(Data records)
##########

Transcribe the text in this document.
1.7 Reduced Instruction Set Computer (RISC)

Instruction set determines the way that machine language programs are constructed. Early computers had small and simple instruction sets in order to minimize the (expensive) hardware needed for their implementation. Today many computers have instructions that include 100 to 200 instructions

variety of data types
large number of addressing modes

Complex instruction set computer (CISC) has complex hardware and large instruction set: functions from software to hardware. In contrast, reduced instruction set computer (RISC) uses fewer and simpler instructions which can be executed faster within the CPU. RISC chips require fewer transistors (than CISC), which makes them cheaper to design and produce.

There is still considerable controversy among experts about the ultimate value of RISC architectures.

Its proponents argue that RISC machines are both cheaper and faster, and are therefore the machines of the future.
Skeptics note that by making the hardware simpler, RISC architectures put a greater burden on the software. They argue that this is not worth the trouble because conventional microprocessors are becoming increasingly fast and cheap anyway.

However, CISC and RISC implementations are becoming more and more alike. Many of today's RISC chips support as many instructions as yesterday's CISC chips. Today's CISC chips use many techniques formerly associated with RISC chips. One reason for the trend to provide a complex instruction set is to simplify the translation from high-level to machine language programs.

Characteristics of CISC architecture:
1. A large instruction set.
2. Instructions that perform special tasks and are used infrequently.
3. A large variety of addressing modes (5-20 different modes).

##########

_Your task_
Print the material verbatim, all of it.

_Exercise solution_
Transcribe the text in this document.
1.7 Reduced Instruction Set Computer (RISC)

Instruction set determines the way that machine language programs are constructed. Early computers had small and simple instruction sets in order to minimize the (expensive) hardware needed for their implementation. Today many computers have instructions that include 100 to 200 instructions

variety of data types
large number of addressing modes

Complex instruction set computer (CISC) has complex hardware and large instruction set: functions from software to hardware. In contrast, reduced instruction set computer (RISC) uses fewer and simpler instructions which can be executed faster within the CPU. RISC chips require fewer transistors (than CISC), which makes them cheaper to design and produce.

There is still considerable controversy among experts about the ultimate value of RISC architectures.

Its proponents argue that RISC machines are both cheaper and faster, and are therefore the machines of the future.
Skeptics note that by making the hardware simpler, RISC architectures put a greater burden on the software. They argue that this is not worth the trouble because conventional microprocessors are becoming increasingly fast and cheap anyway.

However, CISC and RISC implementations are becoming more and more alike. Many of today's RISC chips support as many instructions as yesterday's CISC chips. Today's CISC chips use many techniques formerly associated with RISC chips. One reason for the trend to provide a complex instruction set is to simplify the translation from high-level to machine language programs.

Characteristics of CISC architecture:
1. A large instruction set.
2. Instructions that perform special tasks and are used infrequently.
3. A large variety of addressing modes (5-20 different modes).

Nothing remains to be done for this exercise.